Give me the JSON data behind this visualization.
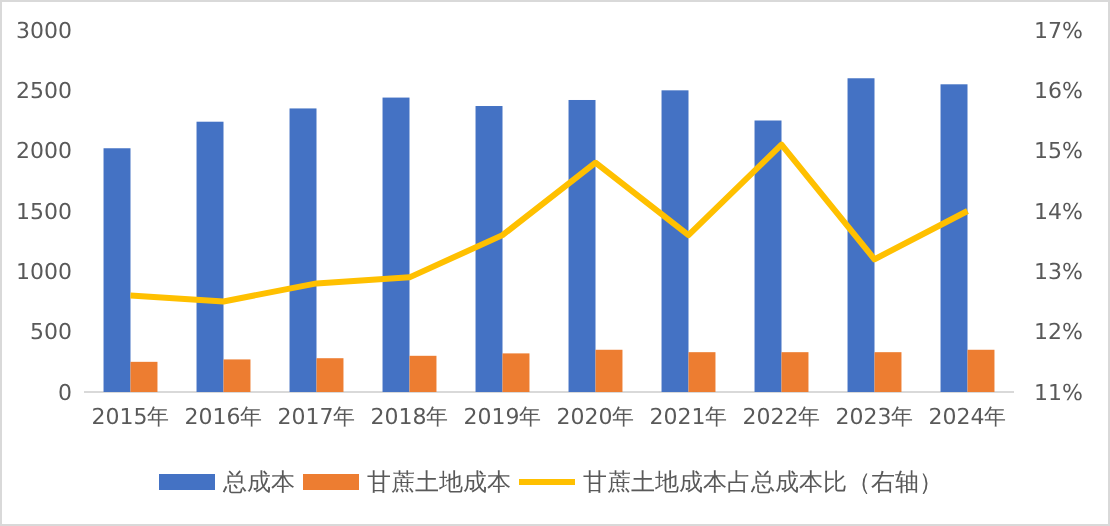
{
  "chart_data": {
    "type": "bar",
    "categories": [
      "2015年",
      "2016年",
      "2017年",
      "2018年",
      "2019年",
      "2020年",
      "2021年",
      "2022年",
      "2023年",
      "2024年"
    ],
    "series": [
      {
        "name": "总成本",
        "color": "#4472c4",
        "values": [
          2020,
          2240,
          2350,
          2440,
          2370,
          2420,
          2500,
          2250,
          2600,
          2550
        ]
      },
      {
        "name": "甘蔗土地成本",
        "color": "#ed7d31",
        "values": [
          250,
          270,
          280,
          300,
          320,
          350,
          330,
          330,
          330,
          350
        ]
      },
      {
        "name": "甘蔗土地成本占总成本比（右轴）",
        "color": "#ffc000",
        "type": "line",
        "axis": "y2",
        "values": [
          12.6,
          12.5,
          12.8,
          12.9,
          13.6,
          14.8,
          13.6,
          15.1,
          13.2,
          14.0
        ]
      }
    ],
    "ylim": [
      0,
      3000
    ],
    "yticks": [
      0,
      500,
      1000,
      1500,
      2000,
      2500,
      3000
    ],
    "y2lim": [
      11,
      17
    ],
    "y2ticks": [
      {
        "value": 11,
        "label": "11%"
      },
      {
        "value": 12,
        "label": "12%"
      },
      {
        "value": 13,
        "label": "13%"
      },
      {
        "value": 14,
        "label": "14%"
      },
      {
        "value": 15,
        "label": "15%"
      },
      {
        "value": 16,
        "label": "16%"
      },
      {
        "value": 17,
        "label": "17%"
      }
    ],
    "marker": "none",
    "legend": "bottom"
  }
}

━━━

PROBLEM TO WORK ON
Leave out the pictures and print every line of the data exactly.

TASK ANSWER
Give me the JSON data behind this visualization.
{
  "chart_data": {
    "type": "bar",
    "categories": [
      "2015年",
      "2016年",
      "2017年",
      "2018年",
      "2019年",
      "2020年",
      "2021年",
      "2022年",
      "2023年",
      "2024年"
    ],
    "series": [
      {
        "name": "总成本",
        "color": "#4472c4",
        "values": [
          2020,
          2240,
          2350,
          2440,
          2370,
          2420,
          2500,
          2250,
          2600,
          2550
        ]
      },
      {
        "name": "甘蔗土地成本",
        "color": "#ed7d31",
        "values": [
          250,
          270,
          280,
          300,
          320,
          350,
          330,
          330,
          330,
          350
        ]
      },
      {
        "name": "甘蔗土地成本占总成本比（右轴）",
        "color": "#ffc000",
        "type": "line",
        "axis": "y2",
        "values": [
          12.6,
          12.5,
          12.8,
          12.9,
          13.6,
          14.8,
          13.6,
          15.1,
          13.2,
          14.0
        ]
      }
    ],
    "ylim": [
      0,
      3000
    ],
    "yticks": [
      0,
      500,
      1000,
      1500,
      2000,
      2500,
      3000
    ],
    "y2lim": [
      11,
      17
    ],
    "y2ticks": [
      {
        "value": 11,
        "label": "11%"
      },
      {
        "value": 12,
        "label": "12%"
      },
      {
        "value": 13,
        "label": "13%"
      },
      {
        "value": 14,
        "label": "14%"
      },
      {
        "value": 15,
        "label": "15%"
      },
      {
        "value": 16,
        "label": "16%"
      },
      {
        "value": 17,
        "label": "17%"
      }
    ],
    "marker": "none",
    "legend": "bottom"
  }
}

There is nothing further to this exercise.